** Start of THE INPUT **
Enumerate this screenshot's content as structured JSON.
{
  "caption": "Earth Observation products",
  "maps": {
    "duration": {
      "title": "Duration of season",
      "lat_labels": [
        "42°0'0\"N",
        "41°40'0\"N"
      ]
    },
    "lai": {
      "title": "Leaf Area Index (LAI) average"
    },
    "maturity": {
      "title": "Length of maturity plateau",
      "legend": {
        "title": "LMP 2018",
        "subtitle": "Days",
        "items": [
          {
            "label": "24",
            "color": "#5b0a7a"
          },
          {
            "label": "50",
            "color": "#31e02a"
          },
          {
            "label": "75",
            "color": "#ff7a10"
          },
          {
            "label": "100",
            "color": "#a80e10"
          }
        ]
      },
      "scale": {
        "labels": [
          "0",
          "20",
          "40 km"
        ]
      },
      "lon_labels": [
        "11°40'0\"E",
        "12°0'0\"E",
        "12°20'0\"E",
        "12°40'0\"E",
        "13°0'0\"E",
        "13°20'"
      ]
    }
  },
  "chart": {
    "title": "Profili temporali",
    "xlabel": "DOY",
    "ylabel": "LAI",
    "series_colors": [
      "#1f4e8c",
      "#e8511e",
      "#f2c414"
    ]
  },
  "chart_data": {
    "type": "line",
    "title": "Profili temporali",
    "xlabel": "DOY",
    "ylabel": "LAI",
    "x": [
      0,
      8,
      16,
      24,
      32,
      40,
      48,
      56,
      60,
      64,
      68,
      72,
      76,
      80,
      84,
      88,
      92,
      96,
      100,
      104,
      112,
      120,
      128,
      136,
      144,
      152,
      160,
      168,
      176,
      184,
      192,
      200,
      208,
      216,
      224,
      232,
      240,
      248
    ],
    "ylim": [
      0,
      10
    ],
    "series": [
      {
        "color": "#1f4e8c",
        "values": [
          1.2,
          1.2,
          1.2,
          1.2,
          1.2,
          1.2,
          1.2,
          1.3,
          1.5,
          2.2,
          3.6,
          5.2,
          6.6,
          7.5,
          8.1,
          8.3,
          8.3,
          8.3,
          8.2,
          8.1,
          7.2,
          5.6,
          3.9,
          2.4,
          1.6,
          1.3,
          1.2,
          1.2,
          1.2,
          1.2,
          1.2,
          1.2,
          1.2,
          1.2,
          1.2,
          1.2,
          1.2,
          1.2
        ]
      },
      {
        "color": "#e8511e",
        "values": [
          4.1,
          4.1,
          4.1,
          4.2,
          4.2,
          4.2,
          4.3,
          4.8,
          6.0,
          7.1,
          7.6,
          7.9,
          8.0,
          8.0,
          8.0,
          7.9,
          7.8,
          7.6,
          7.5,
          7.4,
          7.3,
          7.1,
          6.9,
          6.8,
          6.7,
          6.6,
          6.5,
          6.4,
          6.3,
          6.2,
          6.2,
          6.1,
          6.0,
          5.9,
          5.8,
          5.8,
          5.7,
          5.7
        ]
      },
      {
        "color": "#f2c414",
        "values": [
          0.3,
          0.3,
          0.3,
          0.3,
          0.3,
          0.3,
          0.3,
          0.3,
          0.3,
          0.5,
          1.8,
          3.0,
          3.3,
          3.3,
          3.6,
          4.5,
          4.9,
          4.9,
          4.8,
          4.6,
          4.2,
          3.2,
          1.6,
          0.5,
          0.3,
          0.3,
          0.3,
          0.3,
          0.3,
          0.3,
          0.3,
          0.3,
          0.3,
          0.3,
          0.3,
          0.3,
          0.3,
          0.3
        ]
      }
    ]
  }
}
** End of THE INPUT **
WORK INSTRUCTIONS: Please reproduce the entire listing, exactly as shown.

OUTPUT:
Enumerate this screenshot's content as structured JSON.
{
  "caption": "Earth Observation products",
  "maps": {
    "duration": {
      "title": "Duration of season",
      "lat_labels": [
        "42°0'0\"N",
        "41°40'0\"N"
      ]
    },
    "lai": {
      "title": "Leaf Area Index (LAI) average"
    },
    "maturity": {
      "title": "Length of maturity plateau",
      "legend": {
        "title": "LMP 2018",
        "subtitle": "Days",
        "items": [
          {
            "label": "24",
            "color": "#5b0a7a"
          },
          {
            "label": "50",
            "color": "#31e02a"
          },
          {
            "label": "75",
            "color": "#ff7a10"
          },
          {
            "label": "100",
            "color": "#a80e10"
          }
        ]
      },
      "scale": {
        "labels": [
          "0",
          "20",
          "40 km"
        ]
      },
      "lon_labels": [
        "11°40'0\"E",
        "12°0'0\"E",
        "12°20'0\"E",
        "12°40'0\"E",
        "13°0'0\"E",
        "13°20'"
      ]
    }
  },
  "chart": {
    "title": "Profili temporali",
    "xlabel": "DOY",
    "ylabel": "LAI",
    "series_colors": [
      "#1f4e8c",
      "#e8511e",
      "#f2c414"
    ]
  },
  "chart_data": {
    "type": "line",
    "title": "Profili temporali",
    "xlabel": "DOY",
    "ylabel": "LAI",
    "x": [
      0,
      8,
      16,
      24,
      32,
      40,
      48,
      56,
      60,
      64,
      68,
      72,
      76,
      80,
      84,
      88,
      92,
      96,
      100,
      104,
      112,
      120,
      128,
      136,
      144,
      152,
      160,
      168,
      176,
      184,
      192,
      200,
      208,
      216,
      224,
      232,
      240,
      248
    ],
    "ylim": [
      0,
      10
    ],
    "series": [
      {
        "color": "#1f4e8c",
        "values": [
          1.2,
          1.2,
          1.2,
          1.2,
          1.2,
          1.2,
          1.2,
          1.3,
          1.5,
          2.2,
          3.6,
          5.2,
          6.6,
          7.5,
          8.1,
          8.3,
          8.3,
          8.3,
          8.2,
          8.1,
          7.2,
          5.6,
          3.9,
          2.4,
          1.6,
          1.3,
          1.2,
          1.2,
          1.2,
          1.2,
          1.2,
          1.2,
          1.2,
          1.2,
          1.2,
          1.2,
          1.2,
          1.2
        ]
      },
      {
        "color": "#e8511e",
        "values": [
          4.1,
          4.1,
          4.1,
          4.2,
          4.2,
          4.2,
          4.3,
          4.8,
          6.0,
          7.1,
          7.6,
          7.9,
          8.0,
          8.0,
          8.0,
          7.9,
          7.8,
          7.6,
          7.5,
          7.4,
          7.3,
          7.1,
          6.9,
          6.8,
          6.7,
          6.6,
          6.5,
          6.4,
          6.3,
          6.2,
          6.2,
          6.1,
          6.0,
          5.9,
          5.8,
          5.8,
          5.7,
          5.7
        ]
      },
      {
        "color": "#f2c414",
        "values": [
          0.3,
          0.3,
          0.3,
          0.3,
          0.3,
          0.3,
          0.3,
          0.3,
          0.3,
          0.5,
          1.8,
          3.0,
          3.3,
          3.3,
          3.6,
          4.5,
          4.9,
          4.9,
          4.8,
          4.6,
          4.2,
          3.2,
          1.6,
          0.5,
          0.3,
          0.3,
          0.3,
          0.3,
          0.3,
          0.3,
          0.3,
          0.3,
          0.3,
          0.3,
          0.3,
          0.3,
          0.3,
          0.3
        ]
      }
    ]
  }
}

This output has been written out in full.